◆ **What needs to be done**
Copy out each line of the data holding "ylabel".

◆ **Supplied information**
[BEGIN]
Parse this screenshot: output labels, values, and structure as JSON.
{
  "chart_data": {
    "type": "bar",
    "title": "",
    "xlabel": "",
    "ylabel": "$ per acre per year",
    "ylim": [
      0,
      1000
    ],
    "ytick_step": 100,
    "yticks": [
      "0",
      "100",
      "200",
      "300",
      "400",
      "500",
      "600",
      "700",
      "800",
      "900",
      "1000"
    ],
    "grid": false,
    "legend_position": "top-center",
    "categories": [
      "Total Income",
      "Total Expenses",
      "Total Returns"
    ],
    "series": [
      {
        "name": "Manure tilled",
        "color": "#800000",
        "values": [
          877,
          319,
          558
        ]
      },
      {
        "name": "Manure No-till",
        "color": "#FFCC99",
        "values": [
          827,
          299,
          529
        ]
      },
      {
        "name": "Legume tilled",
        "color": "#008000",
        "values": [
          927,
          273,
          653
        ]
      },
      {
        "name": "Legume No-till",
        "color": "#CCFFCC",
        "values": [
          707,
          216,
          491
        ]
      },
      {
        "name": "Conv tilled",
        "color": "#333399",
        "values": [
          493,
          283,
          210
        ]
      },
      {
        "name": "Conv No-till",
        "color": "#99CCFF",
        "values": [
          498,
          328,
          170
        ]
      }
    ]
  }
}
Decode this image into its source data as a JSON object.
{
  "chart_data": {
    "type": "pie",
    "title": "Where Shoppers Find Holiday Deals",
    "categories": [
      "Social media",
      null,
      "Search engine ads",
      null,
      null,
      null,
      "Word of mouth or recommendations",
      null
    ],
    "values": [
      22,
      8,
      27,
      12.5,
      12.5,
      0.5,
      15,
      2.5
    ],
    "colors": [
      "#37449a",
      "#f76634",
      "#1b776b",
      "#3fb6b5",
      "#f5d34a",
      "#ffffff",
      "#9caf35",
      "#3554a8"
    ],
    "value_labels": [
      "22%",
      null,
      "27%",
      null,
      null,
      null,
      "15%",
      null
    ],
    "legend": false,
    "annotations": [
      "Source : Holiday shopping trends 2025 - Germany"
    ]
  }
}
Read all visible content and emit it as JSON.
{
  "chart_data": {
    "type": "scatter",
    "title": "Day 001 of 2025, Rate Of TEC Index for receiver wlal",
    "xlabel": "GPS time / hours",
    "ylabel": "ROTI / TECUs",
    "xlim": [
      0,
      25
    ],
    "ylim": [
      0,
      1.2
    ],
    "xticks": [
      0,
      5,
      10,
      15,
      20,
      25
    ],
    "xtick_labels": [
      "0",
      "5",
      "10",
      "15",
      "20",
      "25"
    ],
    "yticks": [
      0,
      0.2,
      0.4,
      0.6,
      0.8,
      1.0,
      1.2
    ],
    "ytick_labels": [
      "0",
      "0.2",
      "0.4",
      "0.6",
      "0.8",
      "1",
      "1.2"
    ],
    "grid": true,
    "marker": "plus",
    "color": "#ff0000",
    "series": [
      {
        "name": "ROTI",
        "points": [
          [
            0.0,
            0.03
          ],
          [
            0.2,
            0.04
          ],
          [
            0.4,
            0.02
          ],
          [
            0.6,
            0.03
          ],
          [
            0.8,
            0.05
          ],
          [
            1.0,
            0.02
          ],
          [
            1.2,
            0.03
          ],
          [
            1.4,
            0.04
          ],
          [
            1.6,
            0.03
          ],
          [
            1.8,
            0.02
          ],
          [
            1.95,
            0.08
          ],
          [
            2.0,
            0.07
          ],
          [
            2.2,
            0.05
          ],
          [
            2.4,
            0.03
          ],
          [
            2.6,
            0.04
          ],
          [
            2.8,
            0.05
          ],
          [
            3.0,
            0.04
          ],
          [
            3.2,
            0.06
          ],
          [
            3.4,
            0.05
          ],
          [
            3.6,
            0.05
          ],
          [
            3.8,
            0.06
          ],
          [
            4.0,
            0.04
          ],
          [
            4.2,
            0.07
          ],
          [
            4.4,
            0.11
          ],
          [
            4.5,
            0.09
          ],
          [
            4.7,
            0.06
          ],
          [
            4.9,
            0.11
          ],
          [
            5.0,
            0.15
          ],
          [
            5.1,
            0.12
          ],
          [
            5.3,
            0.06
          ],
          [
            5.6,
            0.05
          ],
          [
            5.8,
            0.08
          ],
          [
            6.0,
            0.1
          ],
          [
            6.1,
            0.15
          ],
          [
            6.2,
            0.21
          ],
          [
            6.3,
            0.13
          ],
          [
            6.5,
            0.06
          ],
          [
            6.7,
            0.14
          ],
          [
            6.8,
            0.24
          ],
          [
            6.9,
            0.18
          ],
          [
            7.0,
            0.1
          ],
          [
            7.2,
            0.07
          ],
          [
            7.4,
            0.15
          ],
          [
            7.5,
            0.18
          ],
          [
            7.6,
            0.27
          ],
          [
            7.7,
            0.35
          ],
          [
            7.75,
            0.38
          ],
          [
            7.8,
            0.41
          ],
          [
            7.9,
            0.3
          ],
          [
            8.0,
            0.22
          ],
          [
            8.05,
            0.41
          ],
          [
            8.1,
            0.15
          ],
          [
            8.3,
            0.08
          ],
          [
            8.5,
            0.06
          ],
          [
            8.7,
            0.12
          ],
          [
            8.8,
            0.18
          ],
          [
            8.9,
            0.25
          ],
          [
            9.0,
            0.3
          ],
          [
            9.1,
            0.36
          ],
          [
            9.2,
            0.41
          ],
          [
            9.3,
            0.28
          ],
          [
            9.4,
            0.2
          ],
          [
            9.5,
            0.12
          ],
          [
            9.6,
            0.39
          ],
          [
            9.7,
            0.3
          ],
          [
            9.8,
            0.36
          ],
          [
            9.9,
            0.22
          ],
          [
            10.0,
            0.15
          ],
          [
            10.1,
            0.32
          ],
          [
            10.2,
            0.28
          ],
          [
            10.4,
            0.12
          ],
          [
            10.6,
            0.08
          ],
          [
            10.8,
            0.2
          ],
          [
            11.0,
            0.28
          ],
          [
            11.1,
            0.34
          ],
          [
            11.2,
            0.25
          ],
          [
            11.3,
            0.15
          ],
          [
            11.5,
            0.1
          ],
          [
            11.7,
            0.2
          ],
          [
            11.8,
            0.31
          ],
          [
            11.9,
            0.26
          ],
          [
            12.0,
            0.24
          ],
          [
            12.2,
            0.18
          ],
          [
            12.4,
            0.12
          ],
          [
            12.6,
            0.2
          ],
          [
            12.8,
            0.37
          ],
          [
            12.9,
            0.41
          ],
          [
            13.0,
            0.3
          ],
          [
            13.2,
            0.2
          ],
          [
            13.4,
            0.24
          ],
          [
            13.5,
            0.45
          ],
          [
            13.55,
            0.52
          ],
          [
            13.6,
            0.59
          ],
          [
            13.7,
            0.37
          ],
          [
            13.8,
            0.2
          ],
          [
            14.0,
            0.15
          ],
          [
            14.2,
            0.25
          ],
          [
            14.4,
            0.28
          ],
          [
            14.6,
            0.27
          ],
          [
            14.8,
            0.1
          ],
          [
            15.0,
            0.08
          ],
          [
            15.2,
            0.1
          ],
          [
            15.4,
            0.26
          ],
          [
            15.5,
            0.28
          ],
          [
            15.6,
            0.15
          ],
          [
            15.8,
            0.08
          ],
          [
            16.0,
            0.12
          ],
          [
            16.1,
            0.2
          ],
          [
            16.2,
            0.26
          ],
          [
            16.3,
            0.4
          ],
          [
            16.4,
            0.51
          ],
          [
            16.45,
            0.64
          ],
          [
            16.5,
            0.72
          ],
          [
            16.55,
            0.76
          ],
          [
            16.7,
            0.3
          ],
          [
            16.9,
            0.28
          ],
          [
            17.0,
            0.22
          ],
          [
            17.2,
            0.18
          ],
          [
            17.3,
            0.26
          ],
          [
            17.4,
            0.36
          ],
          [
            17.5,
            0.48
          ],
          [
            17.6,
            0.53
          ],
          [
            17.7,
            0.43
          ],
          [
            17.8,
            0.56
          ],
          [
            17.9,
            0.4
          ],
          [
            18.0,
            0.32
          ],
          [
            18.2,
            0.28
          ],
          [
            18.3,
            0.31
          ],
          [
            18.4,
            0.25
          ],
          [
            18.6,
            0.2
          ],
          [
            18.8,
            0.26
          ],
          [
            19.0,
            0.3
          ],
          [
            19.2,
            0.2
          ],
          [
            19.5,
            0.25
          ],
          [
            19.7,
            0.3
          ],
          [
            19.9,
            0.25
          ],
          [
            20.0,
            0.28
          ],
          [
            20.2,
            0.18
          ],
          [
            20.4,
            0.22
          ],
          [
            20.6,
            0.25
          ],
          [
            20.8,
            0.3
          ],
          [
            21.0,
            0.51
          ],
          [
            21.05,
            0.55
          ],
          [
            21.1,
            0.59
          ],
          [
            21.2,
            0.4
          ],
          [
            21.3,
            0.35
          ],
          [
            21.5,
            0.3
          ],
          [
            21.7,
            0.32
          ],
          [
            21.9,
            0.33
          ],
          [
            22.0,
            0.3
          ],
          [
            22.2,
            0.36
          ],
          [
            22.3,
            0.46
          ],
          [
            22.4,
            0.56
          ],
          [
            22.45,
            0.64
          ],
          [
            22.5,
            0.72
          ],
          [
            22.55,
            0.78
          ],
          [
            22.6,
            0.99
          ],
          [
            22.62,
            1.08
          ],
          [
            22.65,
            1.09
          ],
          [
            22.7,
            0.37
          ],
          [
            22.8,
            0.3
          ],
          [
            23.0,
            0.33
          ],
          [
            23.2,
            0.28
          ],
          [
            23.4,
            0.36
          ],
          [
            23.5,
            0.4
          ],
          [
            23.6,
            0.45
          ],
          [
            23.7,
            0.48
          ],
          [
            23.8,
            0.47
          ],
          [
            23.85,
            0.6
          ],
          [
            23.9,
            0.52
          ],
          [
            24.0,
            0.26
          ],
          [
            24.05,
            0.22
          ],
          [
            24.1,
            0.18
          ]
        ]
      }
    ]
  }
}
[END]
◆ **Final result**
    "ylabel": "$ per acre per year",
    "ylabel": "ROTI / TECUs",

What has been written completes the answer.